■ **Exercise instructions**
Output every line exactly as written. Leave out pictures.
· · · · ·
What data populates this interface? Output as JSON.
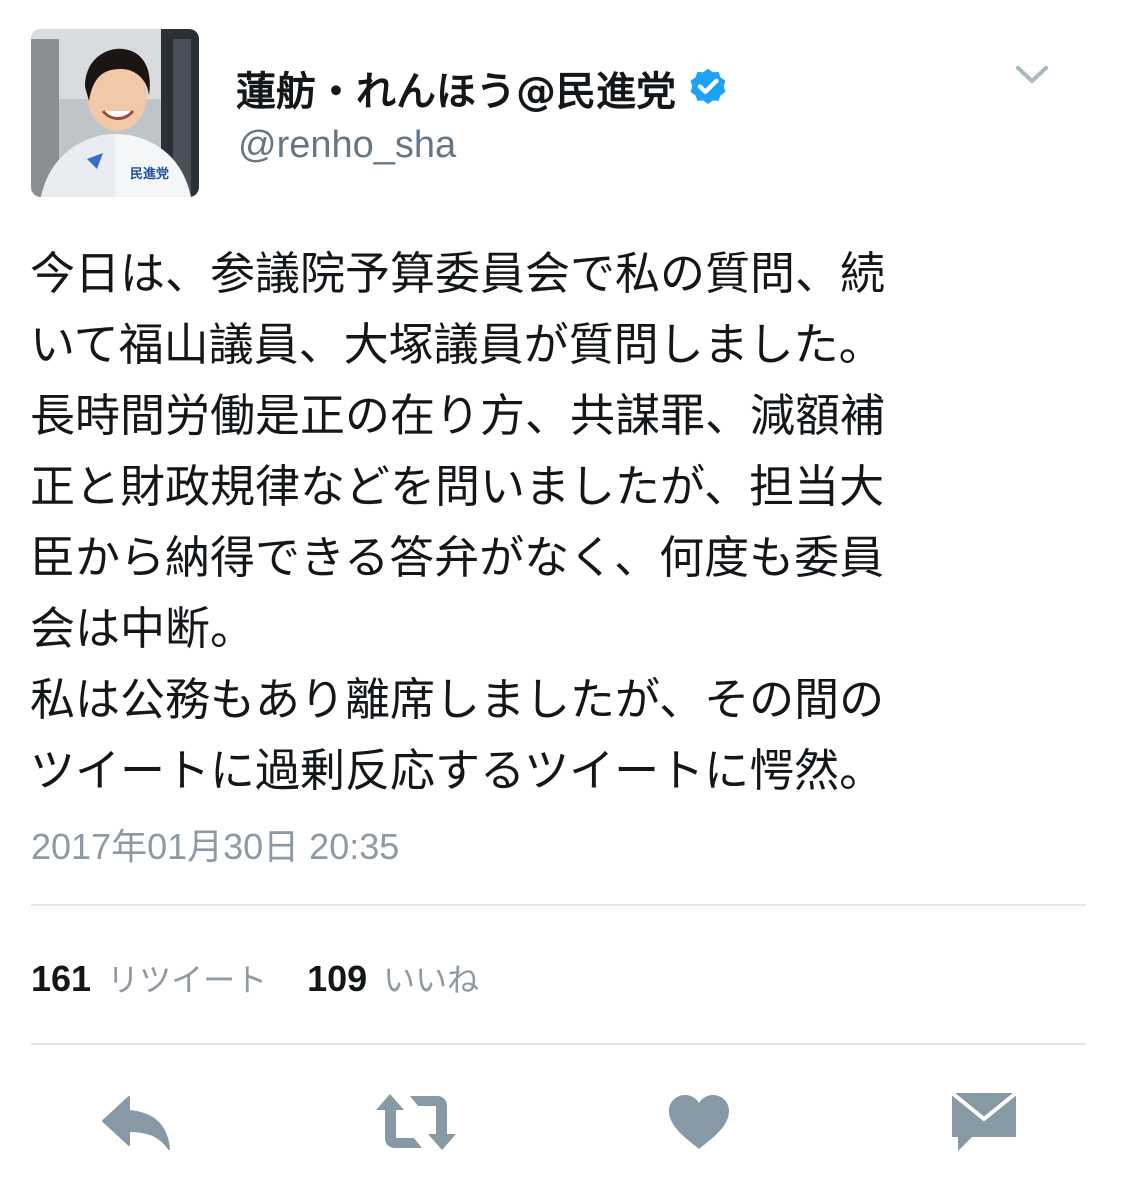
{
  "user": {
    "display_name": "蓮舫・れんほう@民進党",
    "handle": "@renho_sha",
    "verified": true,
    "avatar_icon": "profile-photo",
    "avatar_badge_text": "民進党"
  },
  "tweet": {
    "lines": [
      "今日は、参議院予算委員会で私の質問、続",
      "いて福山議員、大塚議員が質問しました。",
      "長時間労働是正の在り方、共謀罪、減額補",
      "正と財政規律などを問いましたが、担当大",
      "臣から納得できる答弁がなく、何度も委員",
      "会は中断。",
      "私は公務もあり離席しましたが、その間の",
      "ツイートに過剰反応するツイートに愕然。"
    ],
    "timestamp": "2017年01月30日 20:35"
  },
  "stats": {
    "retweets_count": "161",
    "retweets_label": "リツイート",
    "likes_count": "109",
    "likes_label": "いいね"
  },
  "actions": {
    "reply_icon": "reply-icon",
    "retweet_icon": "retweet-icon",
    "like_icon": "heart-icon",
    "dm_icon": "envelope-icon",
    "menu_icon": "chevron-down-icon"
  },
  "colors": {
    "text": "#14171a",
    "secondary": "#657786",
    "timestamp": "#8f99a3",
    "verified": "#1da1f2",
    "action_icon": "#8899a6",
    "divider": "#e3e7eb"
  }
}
· · · · ·
■ **Exercise answer**
What data populates this interface? Output as JSON.
{
  "user": {
    "display_name": "蓮舫・れんほう@民進党",
    "handle": "@renho_sha",
    "verified": true,
    "avatar_icon": "profile-photo",
    "avatar_badge_text": "民進党"
  },
  "tweet": {
    "lines": [
      "今日は、参議院予算委員会で私の質問、続",
      "いて福山議員、大塚議員が質問しました。",
      "長時間労働是正の在り方、共謀罪、減額補",
      "正と財政規律などを問いましたが、担当大",
      "臣から納得できる答弁がなく、何度も委員",
      "会は中断。",
      "私は公務もあり離席しましたが、その間の",
      "ツイートに過剰反応するツイートに愕然。"
    ],
    "timestamp": "2017年01月30日 20:35"
  },
  "stats": {
    "retweets_count": "161",
    "retweets_label": "リツイート",
    "likes_count": "109",
    "likes_label": "いいね"
  },
  "actions": {
    "reply_icon": "reply-icon",
    "retweet_icon": "retweet-icon",
    "like_icon": "heart-icon",
    "dm_icon": "envelope-icon",
    "menu_icon": "chevron-down-icon"
  },
  "colors": {
    "text": "#14171a",
    "secondary": "#657786",
    "timestamp": "#8f99a3",
    "verified": "#1da1f2",
    "action_icon": "#8899a6",
    "divider": "#e3e7eb"
  }
}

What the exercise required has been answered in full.